WHAT YOU WILL DO >>
How many lines of the records hold the string "about"? Reply with the number alone.

INPUT ROWS >>
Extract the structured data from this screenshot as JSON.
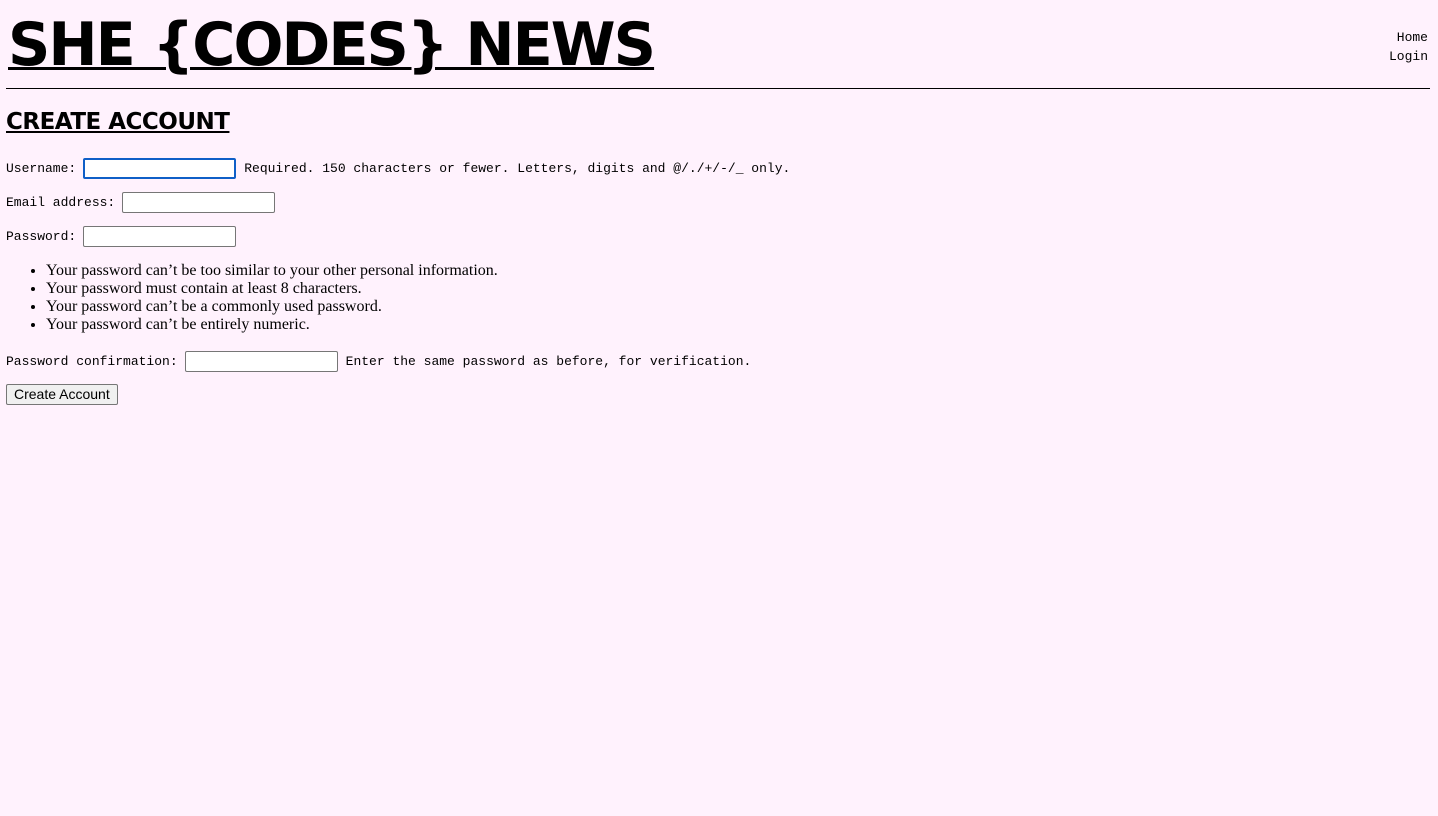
{
  "header": {
    "site_title": "SHE {CODES} NEWS",
    "nav": {
      "home": "Home",
      "login": "Login"
    }
  },
  "main": {
    "page_title": "CREATE ACCOUNT",
    "form": {
      "username": {
        "label": "Username:",
        "value": "",
        "help": "Required. 150 characters or fewer. Letters, digits and @/./+/-/_ only."
      },
      "email": {
        "label": "Email address:",
        "value": ""
      },
      "password": {
        "label": "Password:",
        "value": "",
        "help_items": [
          "Your password can’t be too similar to your other personal information.",
          "Your password must contain at least 8 characters.",
          "Your password can’t be a commonly used password.",
          "Your password can’t be entirely numeric."
        ]
      },
      "password_confirmation": {
        "label": "Password confirmation:",
        "value": "",
        "help": "Enter the same password as before, for verification."
      },
      "submit_label": "Create Account"
    }
  }
}
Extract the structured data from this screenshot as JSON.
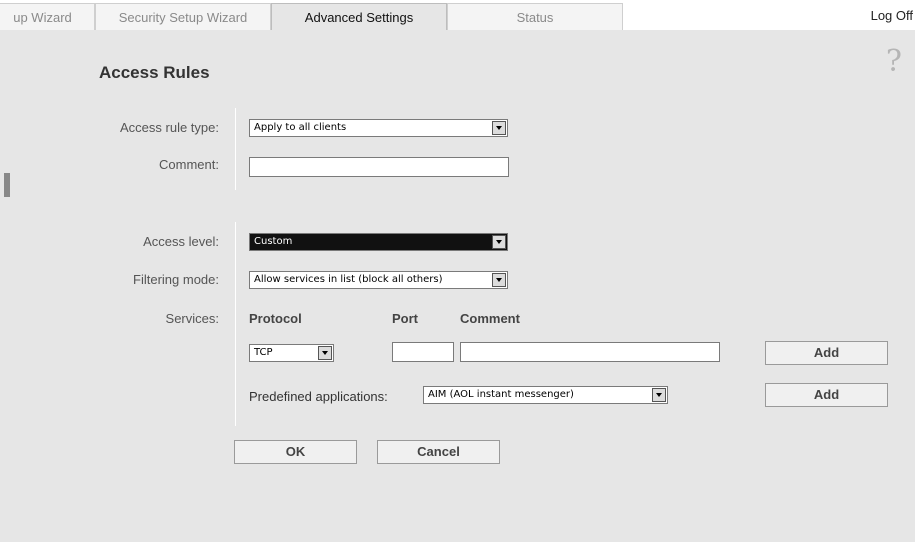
{
  "tabs": [
    {
      "label": "up Wizard"
    },
    {
      "label": "Security Setup Wizard"
    },
    {
      "label": "Advanced Settings"
    },
    {
      "label": "Status"
    }
  ],
  "header": {
    "logoff": "Log Off",
    "help": "?"
  },
  "page": {
    "title": "Access Rules"
  },
  "form": {
    "access_rule_type_label": "Access rule type:",
    "access_rule_type_value": "Apply to all clients",
    "comment_label": "Comment:",
    "comment_value": "",
    "access_level_label": "Access level:",
    "access_level_value": "Custom",
    "filtering_mode_label": "Filtering mode:",
    "filtering_mode_value": "Allow services in list (block all others)",
    "services_label": "Services:",
    "col_protocol": "Protocol",
    "col_port": "Port",
    "col_comment": "Comment",
    "protocol_value": "TCP",
    "port_value": "",
    "service_comment_value": "",
    "add_label": "Add",
    "predefined_label": "Predefined applications:",
    "predefined_value": "AIM (AOL instant messenger)",
    "add2_label": "Add",
    "ok_label": "OK",
    "cancel_label": "Cancel"
  }
}
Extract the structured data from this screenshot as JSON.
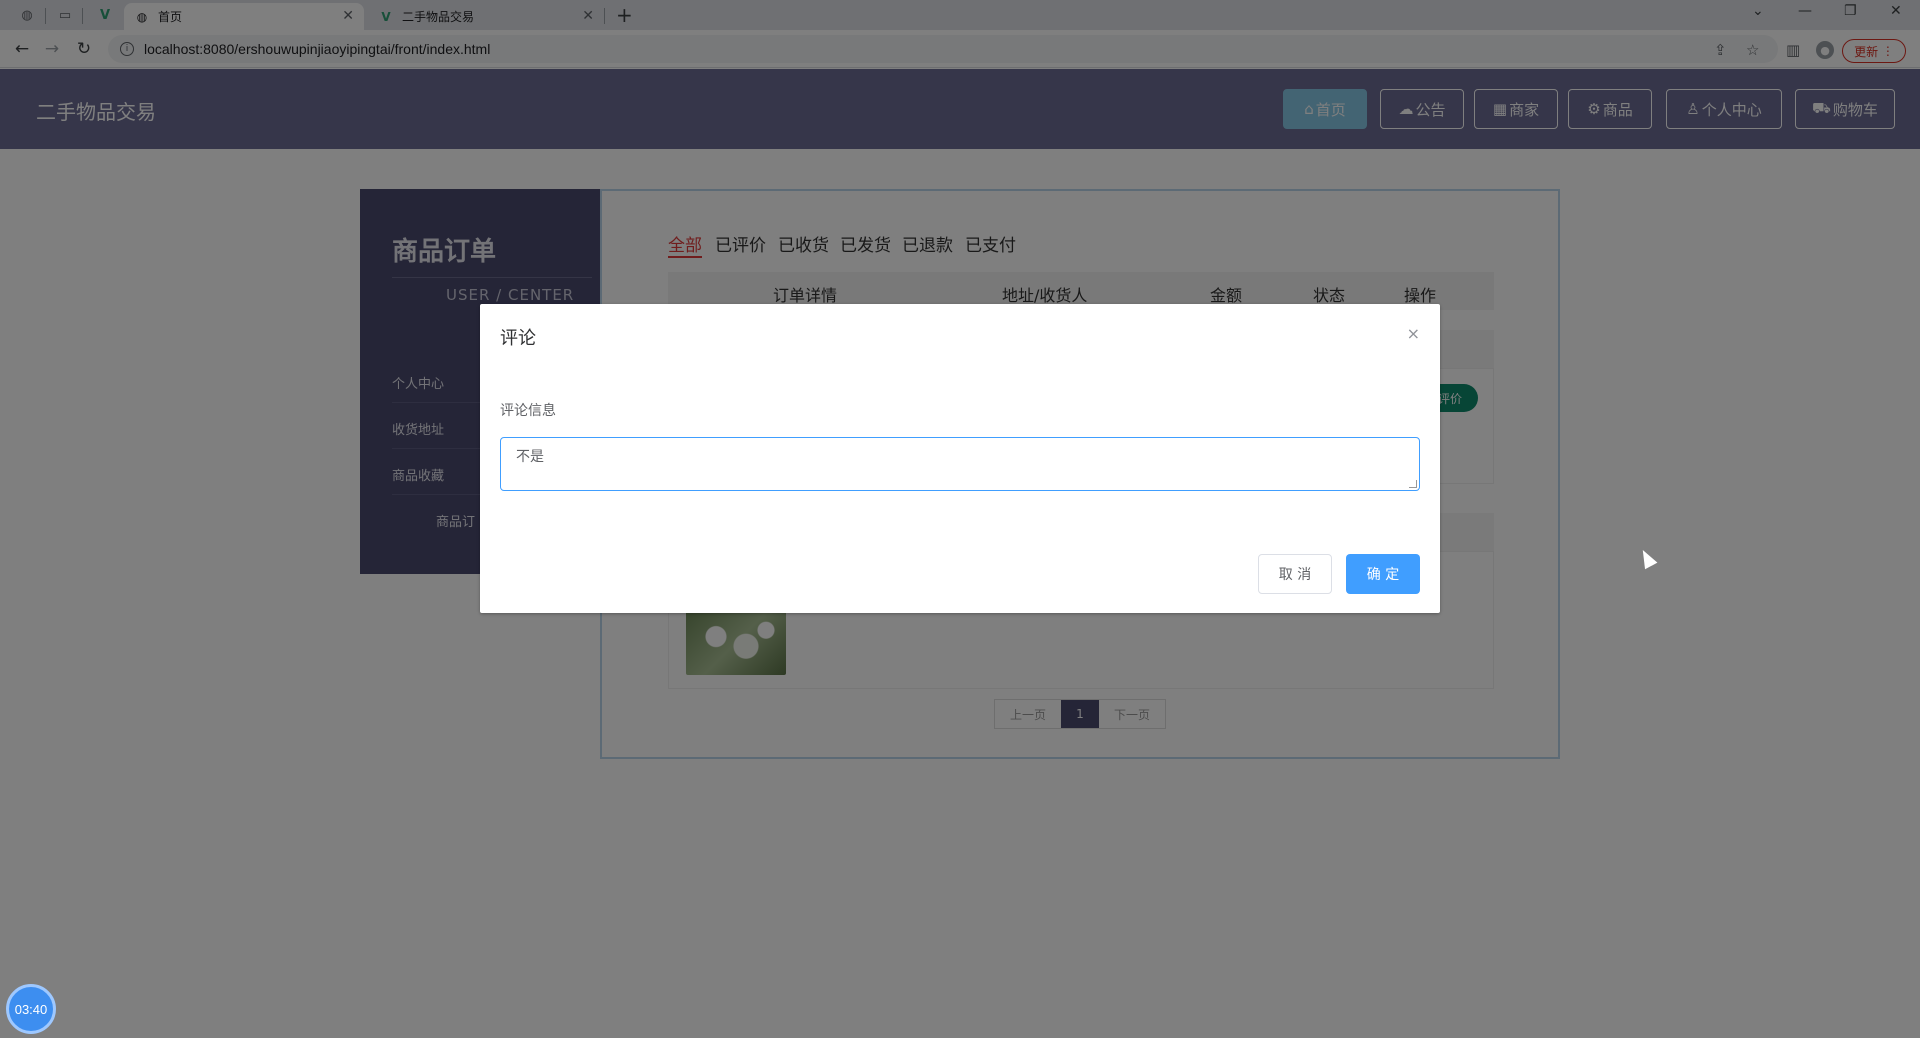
{
  "browser": {
    "tabs": [
      {
        "title": "首页",
        "favicon": "globe-icon"
      },
      {
        "title": "二手物品交易",
        "favicon": "vue-icon"
      }
    ],
    "new_tab_symbol": "+",
    "url": "localhost:8080/ershouwupinjiaoyipingtai/front/index.html",
    "update_label": "更新"
  },
  "site": {
    "logo": "二手物品交易",
    "nav": [
      {
        "label": "首页",
        "icon": "home-icon",
        "active": true
      },
      {
        "label": "公告",
        "icon": "cloud-icon"
      },
      {
        "label": "商家",
        "icon": "grid-icon"
      },
      {
        "label": "商品",
        "icon": "gear-icon"
      },
      {
        "label": "个人中心",
        "icon": "user-icon"
      },
      {
        "label": "购物车",
        "icon": "cart-icon"
      }
    ]
  },
  "sidebar": {
    "title": "商品订单",
    "subtitle": "USER / CENTER",
    "items": [
      "个人中心",
      "收货地址",
      "商品收藏",
      "商品订"
    ]
  },
  "orders": {
    "tabs": [
      "全部",
      "已评价",
      "已收货",
      "已发货",
      "已退款",
      "已支付"
    ],
    "columns": [
      "订单详情",
      "地址/收货人",
      "金额",
      "状态",
      "操作"
    ],
    "review_button": "评价",
    "pager": {
      "prev": "上一页",
      "current": "1",
      "next": "下一页"
    }
  },
  "modal": {
    "title": "评论",
    "field_label": "评论信息",
    "textarea_value": "不是",
    "cancel_label": "取 消",
    "ok_label": "确 定",
    "close_symbol": "×"
  },
  "timer": "03:40",
  "colors": {
    "header_bg": "#6c6c94",
    "nav_active": "#87c9e6",
    "sidebar_bg": "#4b4b6e",
    "primary": "#409eff",
    "tab_active": "#e13b3b"
  }
}
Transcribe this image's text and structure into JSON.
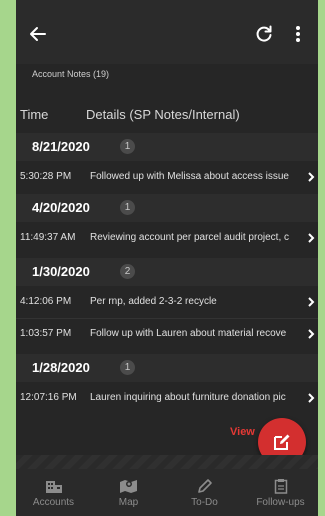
{
  "header": {
    "back_icon": "arrow-left-icon",
    "refresh_icon": "refresh-icon",
    "more_icon": "more-vertical-icon"
  },
  "subtitle": "Account Notes (19)",
  "columns": {
    "time": "Time",
    "details": "Details (SP Notes/Internal)"
  },
  "groups": [
    {
      "date": "8/21/2020",
      "count": "1",
      "notes": [
        {
          "time": "5:30:28 PM",
          "text": "Followed up with Melissa about access issue"
        }
      ]
    },
    {
      "date": "4/20/2020",
      "count": "1",
      "notes": [
        {
          "time": "11:49:37 AM",
          "text": "Reviewing account per parcel audit project, c"
        }
      ]
    },
    {
      "date": "1/30/2020",
      "count": "2",
      "notes": [
        {
          "time": "4:12:06 PM",
          "text": "Per rnp, added 2-3-2 recycle"
        },
        {
          "time": "1:03:57 PM",
          "text": "Follow up with Lauren about material recove"
        }
      ]
    },
    {
      "date": "1/28/2020",
      "count": "1",
      "notes": [
        {
          "time": "12:07:16 PM",
          "text": "Lauren inquiring about furniture donation pic"
        }
      ]
    }
  ],
  "fab": {
    "label": "View",
    "icon": "edit-icon"
  },
  "bottom_nav": [
    {
      "label": "Accounts",
      "icon": "building-icon"
    },
    {
      "label": "Map",
      "icon": "map-icon"
    },
    {
      "label": "To-Do",
      "icon": "pencil-icon"
    },
    {
      "label": "Follow-ups",
      "icon": "clipboard-icon"
    }
  ],
  "colors": {
    "accent": "#d32f2f",
    "background": "#262626",
    "page": "#a6d68c"
  }
}
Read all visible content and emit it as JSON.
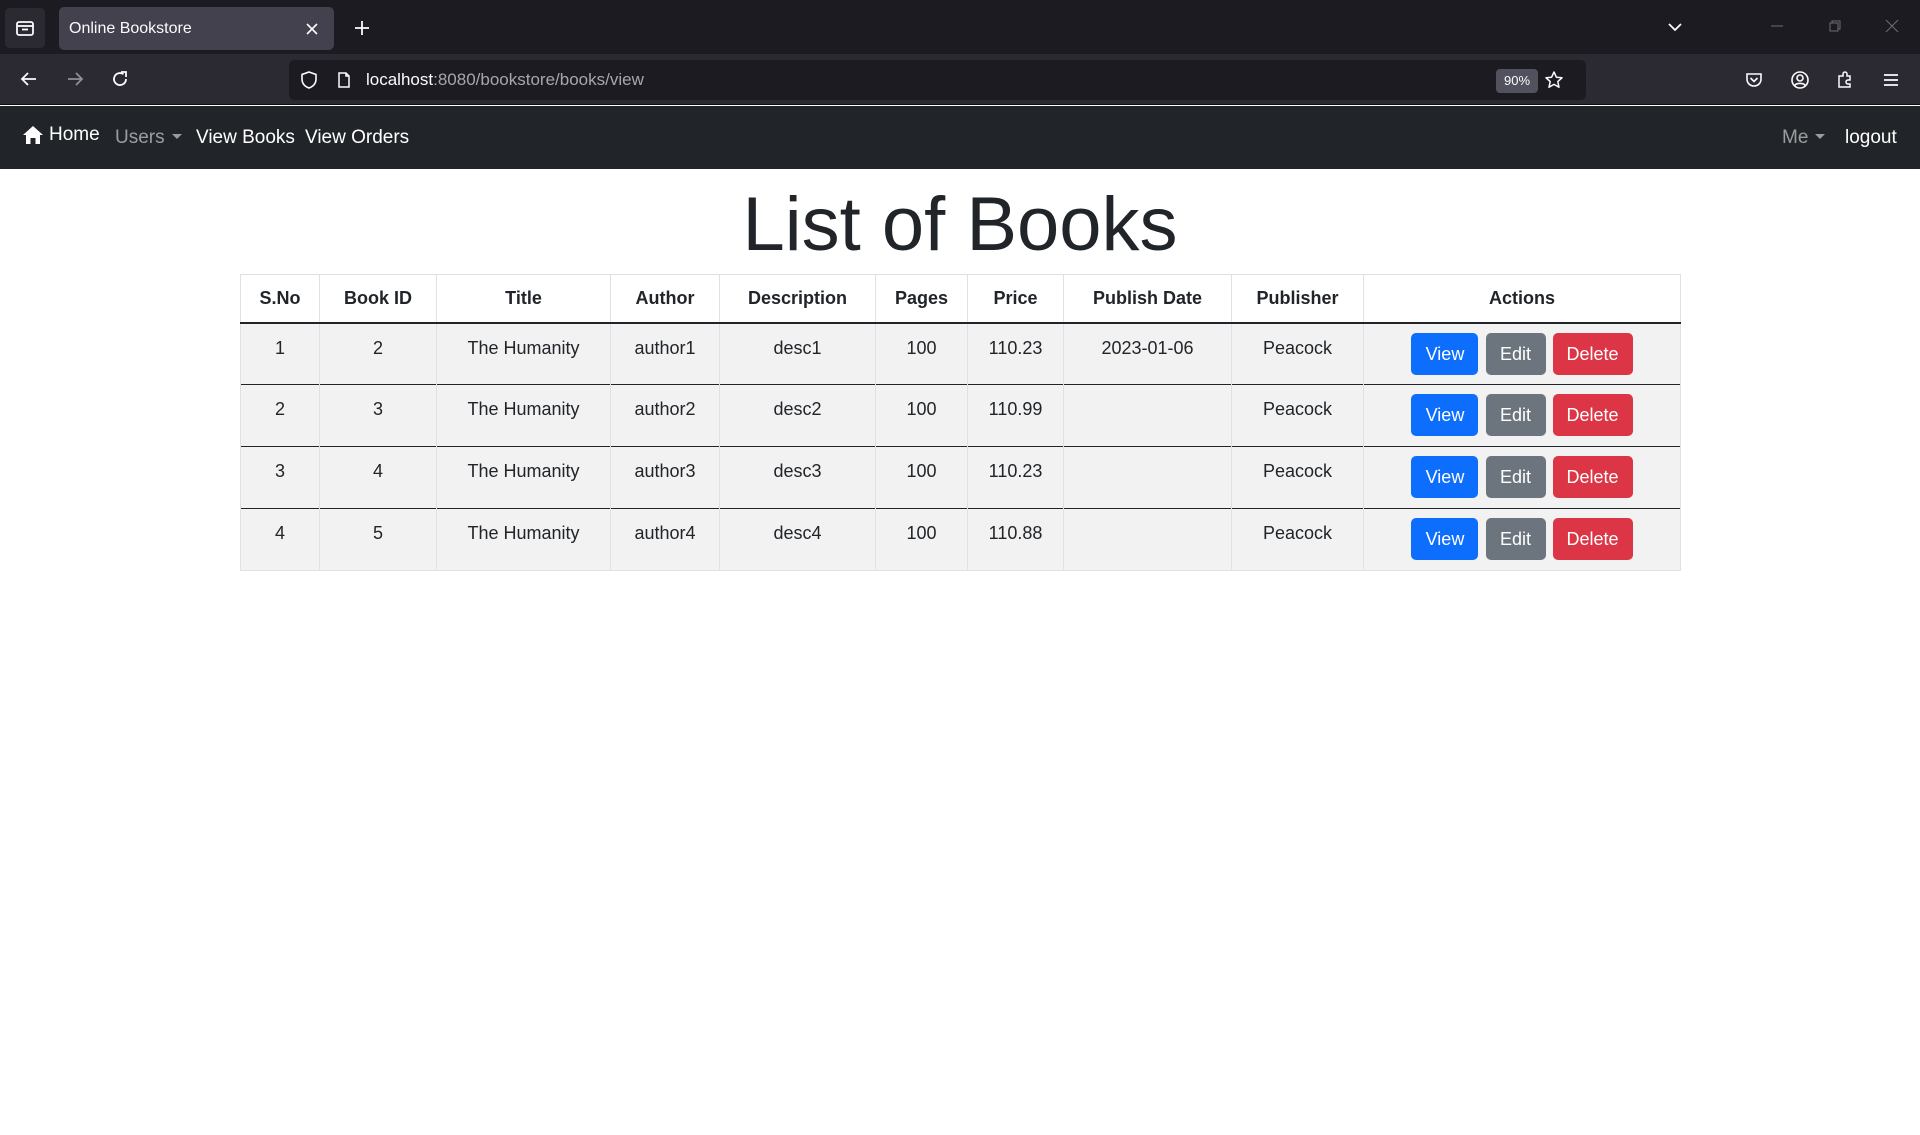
{
  "browser": {
    "tab_title": "Online Bookstore",
    "url_host": "localhost",
    "url_rest": ":8080/bookstore/books/view",
    "zoom": "90%"
  },
  "site_nav": {
    "home": "Home",
    "users": "Users",
    "view_books": "View Books",
    "view_orders": "View Orders",
    "me": "Me",
    "logout": "logout"
  },
  "page": {
    "title": "List of Books"
  },
  "table": {
    "headers": [
      "S.No",
      "Book ID",
      "Title",
      "Author",
      "Description",
      "Pages",
      "Price",
      "Publish Date",
      "Publisher",
      "Actions"
    ],
    "rows": [
      {
        "sno": "1",
        "book_id": "2",
        "title": "The Humanity",
        "author": "author1",
        "description": "desc1",
        "pages": "100",
        "price": "110.23",
        "publish_date": "2023-01-06",
        "publisher": "Peacock"
      },
      {
        "sno": "2",
        "book_id": "3",
        "title": "The Humanity",
        "author": "author2",
        "description": "desc2",
        "pages": "100",
        "price": "110.99",
        "publish_date": "",
        "publisher": "Peacock"
      },
      {
        "sno": "3",
        "book_id": "4",
        "title": "The Humanity",
        "author": "author3",
        "description": "desc3",
        "pages": "100",
        "price": "110.23",
        "publish_date": "",
        "publisher": "Peacock"
      },
      {
        "sno": "4",
        "book_id": "5",
        "title": "The Humanity",
        "author": "author4",
        "description": "desc4",
        "pages": "100",
        "price": "110.88",
        "publish_date": "",
        "publisher": "Peacock"
      }
    ],
    "actions": {
      "view": "View",
      "edit": "Edit",
      "delete": "Delete"
    }
  },
  "colors": {
    "primary": "#0d6efd",
    "secondary": "#6c757d",
    "danger": "#dc3545",
    "navbar": "#212529"
  }
}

EXPECTED ANSWER >>
3